### [Exercise brief]
For this exercise, copy out each line of the material below that includes "description".

### [Data extract]
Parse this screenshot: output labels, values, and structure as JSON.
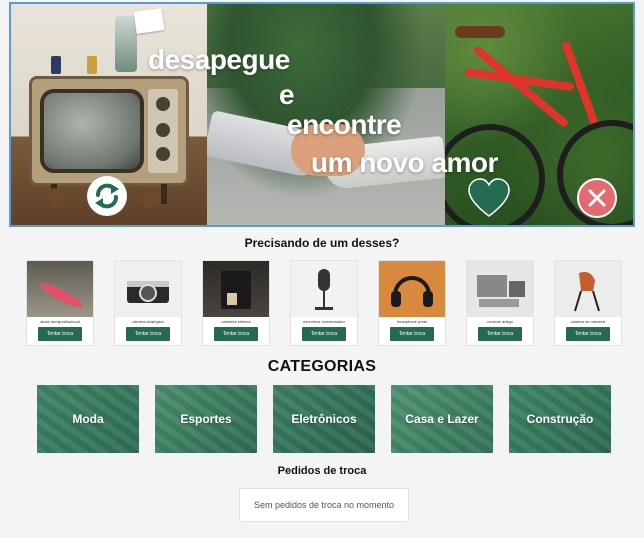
{
  "hero": {
    "line1": "desapegue",
    "line2": "e",
    "line3": "encontre",
    "line4": "um novo amor",
    "swap_icon": "swap-arrows-icon",
    "like_icon": "heart-icon",
    "close_icon": "close-icon",
    "colors": {
      "accent": "#256b52",
      "close": "#e36a70",
      "border": "#5b9bd5"
    }
  },
  "products": {
    "title": "Precisando de um desses?",
    "items": [
      {
        "name": "skate semiprofissional",
        "button": "Tentar troca"
      },
      {
        "name": "câmera analógica",
        "button": "Tentar troca"
      },
      {
        "name": "cafeteira elétrica",
        "button": "Tentar troca"
      },
      {
        "name": "microfone condensador",
        "button": "Tentar troca"
      },
      {
        "name": "headphone preto",
        "button": "Tentar troca"
      },
      {
        "name": "console antigo",
        "button": "Tentar troca"
      },
      {
        "name": "cadeira de madeira",
        "button": "Tentar troca"
      }
    ]
  },
  "categories": {
    "title": "CATEGORIAS",
    "items": [
      {
        "label": "Moda"
      },
      {
        "label": "Esportes"
      },
      {
        "label": "Eletrônicos"
      },
      {
        "label": "Casa e Lazer"
      },
      {
        "label": "Construção"
      }
    ]
  },
  "requests": {
    "title": "Pedidos de troca",
    "empty_message": "Sem pedidos de troca no momento"
  }
}
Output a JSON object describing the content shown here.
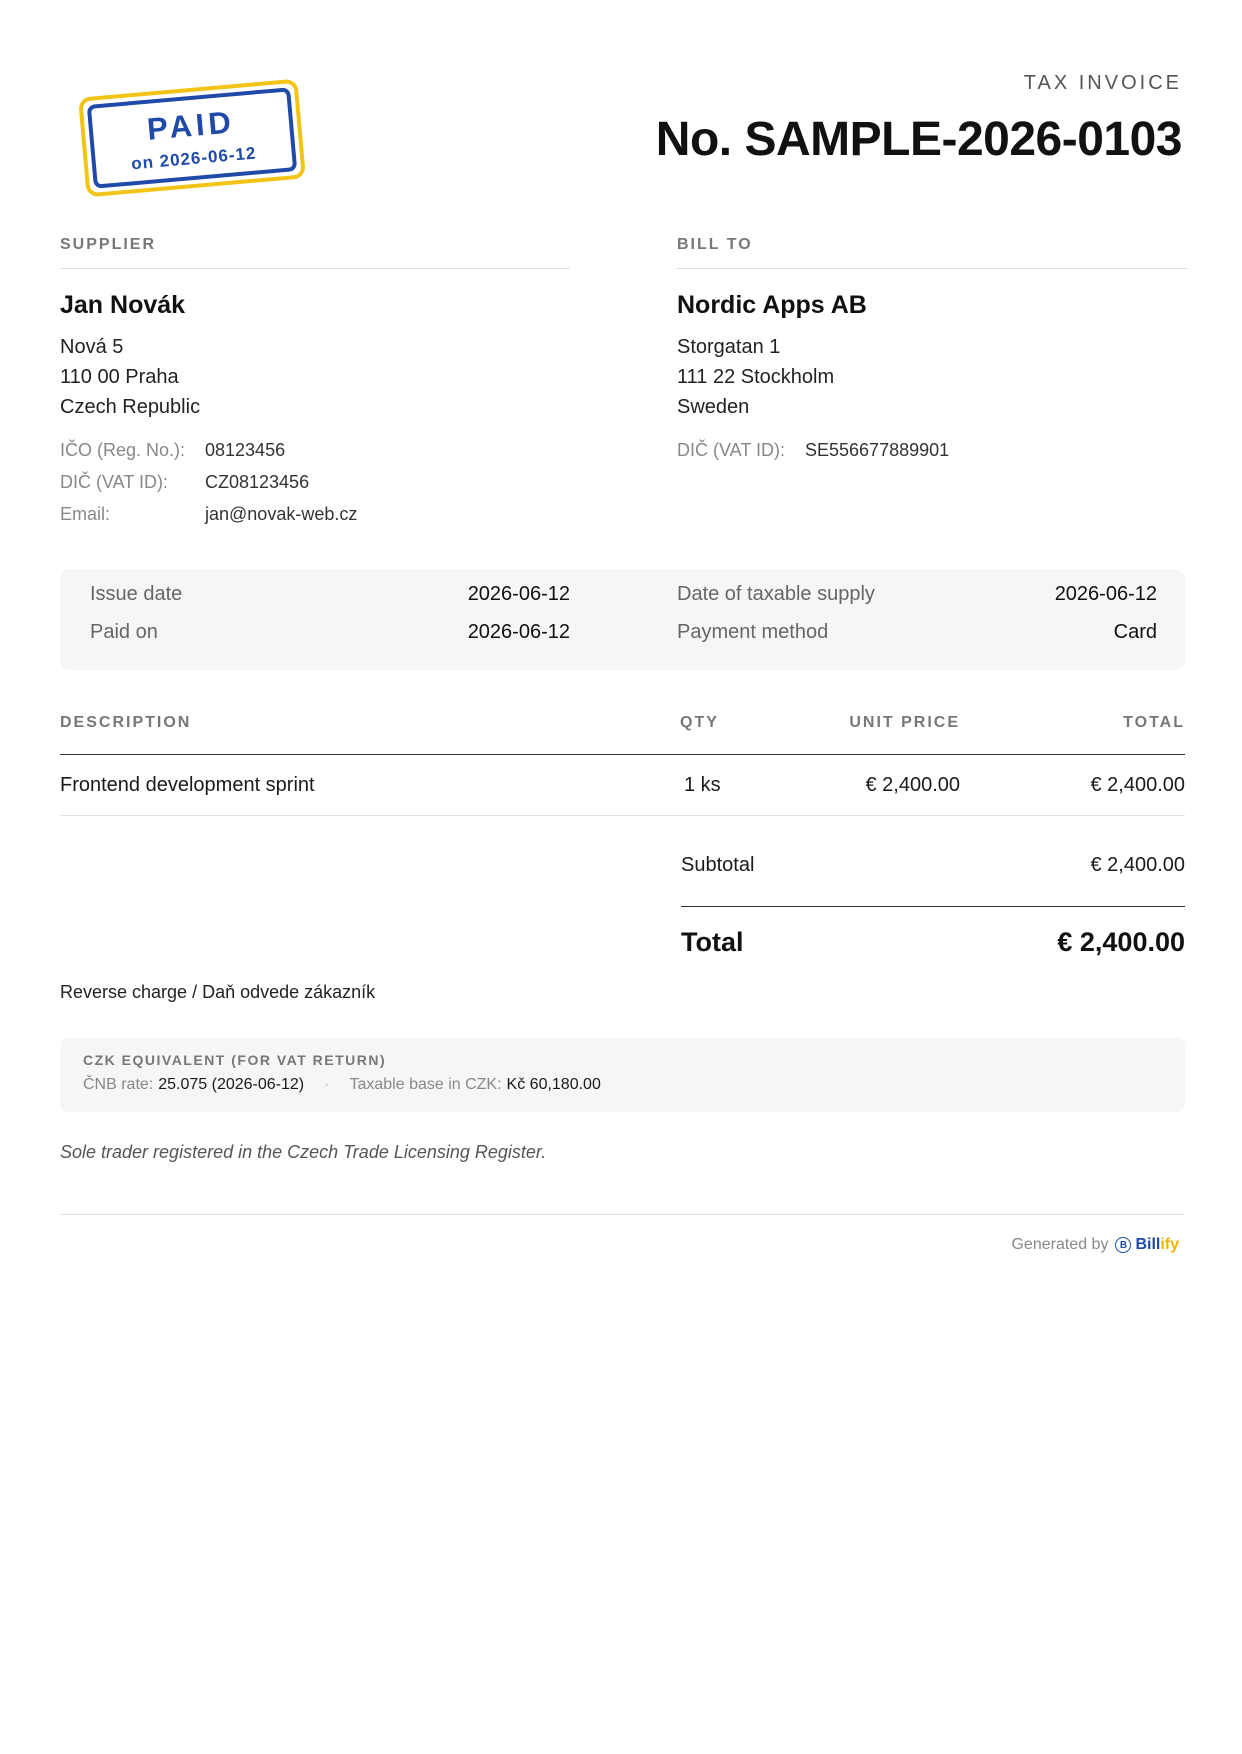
{
  "stamp": {
    "title": "PAID",
    "subtitle": "on 2026-06-12",
    "border_color": "#f2c418",
    "text_color": "#1f4aa8"
  },
  "header": {
    "doc_type": "TAX INVOICE",
    "number": "No. SAMPLE-2026-0103"
  },
  "supplier": {
    "section_label": "SUPPLIER",
    "name": "Jan Novák",
    "address": [
      "Nová 5",
      "110 00 Praha",
      "Czech Republic"
    ],
    "ids": [
      {
        "label": "IČO (Reg. No.):",
        "value": "08123456"
      },
      {
        "label": "DIČ (VAT ID):",
        "value": "CZ08123456"
      },
      {
        "label": "Email:",
        "value": "jan@novak-web.cz"
      }
    ]
  },
  "bill_to": {
    "section_label": "BILL TO",
    "name": "Nordic Apps AB",
    "address": [
      "Storgatan 1",
      "111 22 Stockholm",
      "Sweden"
    ],
    "ids": [
      {
        "label": "DIČ (VAT ID):",
        "value": "SE556677889901"
      }
    ]
  },
  "dates": {
    "issue_date": {
      "label": "Issue date",
      "value": "2026-06-12"
    },
    "paid_on": {
      "label": "Paid on",
      "value": "2026-06-12"
    },
    "taxable_supply": {
      "label": "Date of taxable supply",
      "value": "2026-06-12"
    },
    "payment_method": {
      "label": "Payment method",
      "value": "Card"
    }
  },
  "items": {
    "headers": {
      "description": "DESCRIPTION",
      "qty": "QTY",
      "unit_price": "UNIT PRICE",
      "total": "TOTAL"
    },
    "rows": [
      {
        "description": "Frontend development sprint",
        "qty": "1 ks",
        "unit_price": "€ 2,400.00",
        "total": "€ 2,400.00"
      }
    ]
  },
  "totals": {
    "subtotal_label": "Subtotal",
    "subtotal_value": "€ 2,400.00",
    "total_label": "Total",
    "total_value": "€ 2,400.00"
  },
  "reverse_charge": "Reverse charge / Daň odvede zákazník",
  "czk": {
    "title": "CZK EQUIVALENT (FOR VAT RETURN)",
    "rate_label": "ČNB rate:",
    "rate_value": "25.075 (2026-06-12)",
    "separator": "·",
    "base_label": "Taxable base in CZK:",
    "base_value": "Kč 60,180.00"
  },
  "note": "Sole trader registered in the Czech Trade Licensing Register.",
  "footer": {
    "generated_by": "Generated by",
    "brand_icon_letter": "B",
    "brand_part1": "Bill",
    "brand_part2": "ify",
    "brand_icon": "billify-logo-icon"
  }
}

### [Solution to this problem]
      "description": "DESCRIPTION",
        "description": "Frontend development sprint",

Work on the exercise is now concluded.